(Source data)
--- BEGIN ---

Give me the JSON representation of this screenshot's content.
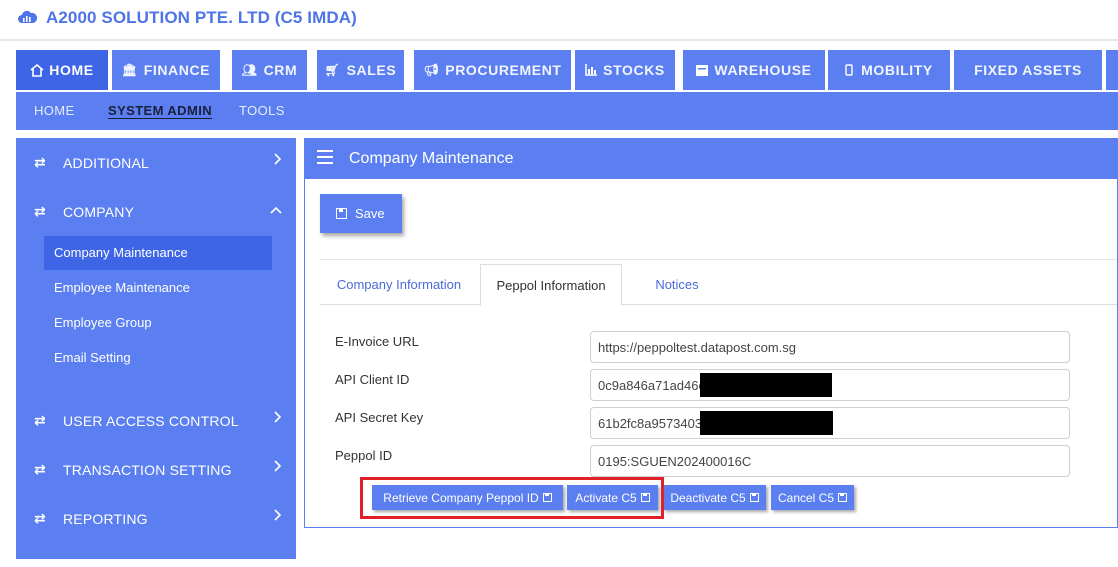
{
  "app": {
    "brand": "A2000 SOLUTION PTE. LTD (C5 IMDA)",
    "accent": "#5b7ff0",
    "accent_active": "#3d65e6",
    "highlight": "#e3202a"
  },
  "modules": [
    {
      "label": "HOME",
      "icon": "home-icon",
      "active": true
    },
    {
      "label": "FINANCE",
      "icon": "bank-icon"
    },
    {
      "label": "CRM",
      "icon": "users-icon"
    },
    {
      "label": "SALES",
      "icon": "cart-icon"
    },
    {
      "label": "PROCUREMENT",
      "icon": "megaphone-icon"
    },
    {
      "label": "STOCKS",
      "icon": "bar-chart-icon"
    },
    {
      "label": "WAREHOUSE",
      "icon": "building-icon"
    },
    {
      "label": "MOBILITY",
      "icon": "mobile-icon"
    },
    {
      "label": "FIXED ASSETS",
      "icon": ""
    }
  ],
  "subnav": [
    {
      "label": "HOME"
    },
    {
      "label": "SYSTEM ADMIN",
      "active": true
    },
    {
      "label": "TOOLS"
    }
  ],
  "sidebar": {
    "sections": [
      {
        "label": "ADDITIONAL",
        "chevron": "right"
      },
      {
        "label": "COMPANY",
        "chevron": "up"
      },
      {
        "label": "USER ACCESS CONTROL",
        "chevron": "right"
      },
      {
        "label": "TRANSACTION SETTING",
        "chevron": "right"
      },
      {
        "label": "REPORTING",
        "chevron": "right"
      }
    ],
    "company_items": [
      {
        "label": "Company Maintenance",
        "active": true
      },
      {
        "label": "Employee Maintenance"
      },
      {
        "label": "Employee Group"
      },
      {
        "label": "Email Setting"
      }
    ]
  },
  "panel": {
    "title": "Company Maintenance",
    "save_label": "Save",
    "tabs": [
      {
        "label": "Company Information"
      },
      {
        "label": "Peppol Information",
        "active": true
      },
      {
        "label": "Notices"
      }
    ],
    "fields": [
      {
        "label": "E-Invoice URL",
        "value": "https://peppoltest.datapost.com.sg"
      },
      {
        "label": "API Client ID",
        "value": "0c9a846a71ad46c"
      },
      {
        "label": "API Secret Key",
        "value": "61b2fc8a9573403"
      },
      {
        "label": "Peppol ID",
        "value": "0195:SGUEN202400016C"
      }
    ],
    "actions": [
      {
        "label": "Retrieve Company Peppol ID"
      },
      {
        "label": "Activate C5"
      },
      {
        "label": "Deactivate C5"
      },
      {
        "label": "Cancel C5"
      }
    ]
  }
}
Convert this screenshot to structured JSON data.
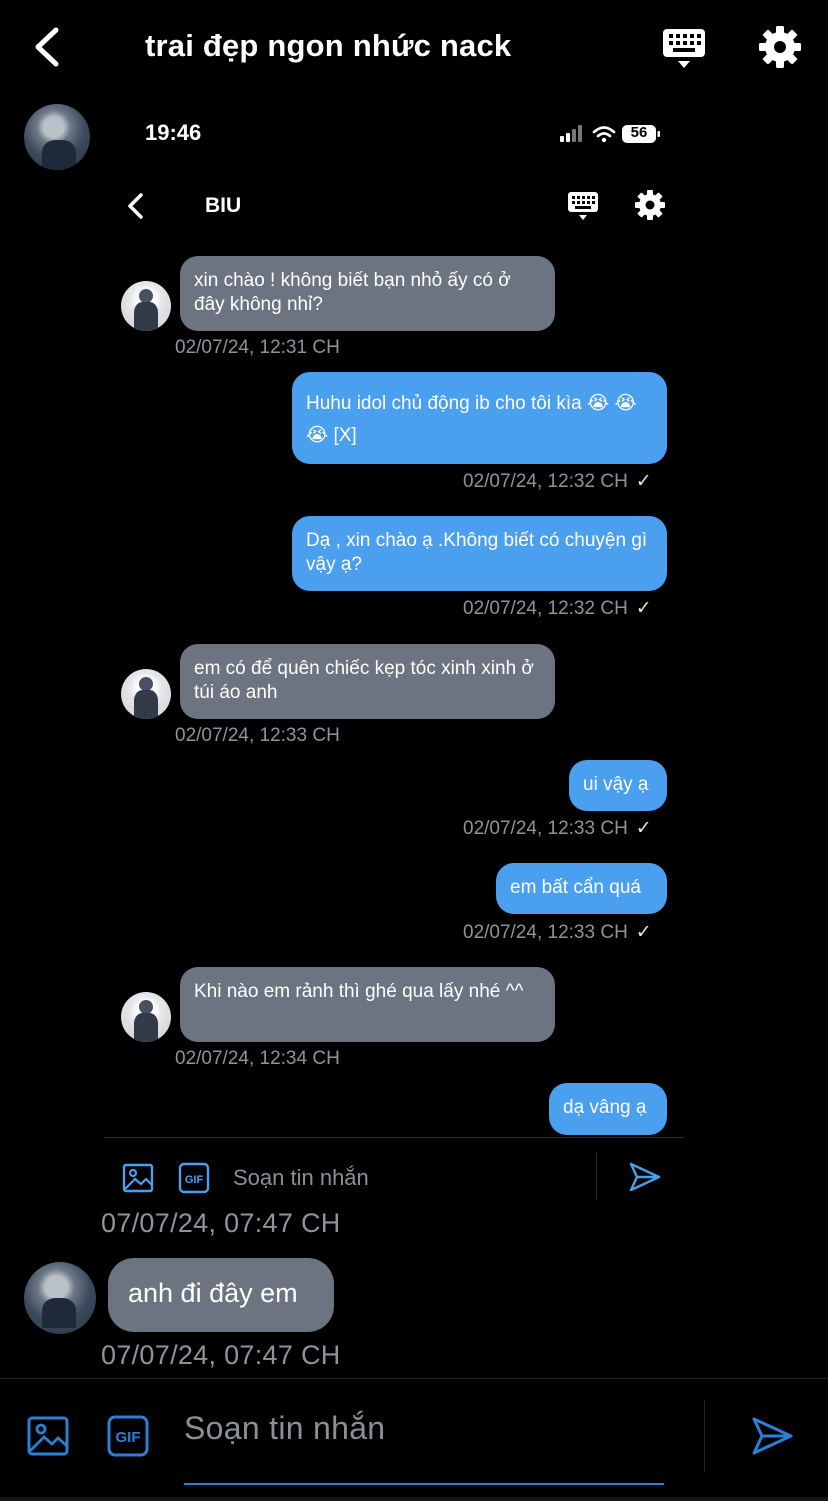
{
  "header": {
    "title": "trai đẹp ngon nhức nack"
  },
  "screenshot": {
    "status_time": "19:46",
    "battery": "56",
    "chat_title": "BIU",
    "messages": [
      {
        "dir": "in",
        "text": "xin chào ! không biết bạn nhỏ ấy có ở đây không nhỉ?",
        "ts": "02/07/24, 12:31 CH"
      },
      {
        "dir": "out",
        "text": "Huhu idol chủ động ib cho tôi kìa 😭 😭 😭 [X]",
        "ts": "02/07/24, 12:32 CH"
      },
      {
        "dir": "out",
        "text": "Dạ , xin chào ạ .Không biết có chuyện gì vậy ạ?",
        "ts": "02/07/24, 12:32 CH"
      },
      {
        "dir": "in",
        "text": "em có để quên chiếc kẹp tóc xinh xinh ở túi áo anh",
        "ts": "02/07/24, 12:33 CH"
      },
      {
        "dir": "out",
        "text": "ui vậy ạ",
        "ts": "02/07/24, 12:33 CH"
      },
      {
        "dir": "out",
        "text": "em bất cẩn quá",
        "ts": "02/07/24, 12:33 CH"
      },
      {
        "dir": "in",
        "text": "Khi nào em rảnh thì ghé qua lấy nhé ^^",
        "ts": "02/07/24, 12:34 CH"
      },
      {
        "dir": "out",
        "text": "dạ vâng ạ",
        "ts": ""
      }
    ],
    "composer_placeholder": "Soạn tin nhắn",
    "check_mark": "✓"
  },
  "chat": {
    "screenshot_ts": "07/07/24, 07:47 CH",
    "message_text": "anh đi đây em",
    "message_ts": "07/07/24, 07:47 CH"
  },
  "composer": {
    "placeholder": "Soạn tin nhắn",
    "gif_label": "GIF"
  },
  "colors": {
    "background": "#000000",
    "incoming_bubble": "#6b7480",
    "outgoing_bubble": "#4aa0ee",
    "accent": "#2b7fd6",
    "timestamp": "#8e949b"
  },
  "icons": [
    "back-arrow-icon",
    "keyboard-icon",
    "gear-icon",
    "image-icon",
    "gif-icon",
    "send-icon",
    "signal-icon",
    "wifi-icon",
    "battery-icon"
  ]
}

--- END ---

# Written instruction:
Identify each line containing the string "nhắn" and copy it out.

# Full solution:
    "composer_placeholder": "Soạn tin nhắn",
    "placeholder": "Soạn tin nhắn",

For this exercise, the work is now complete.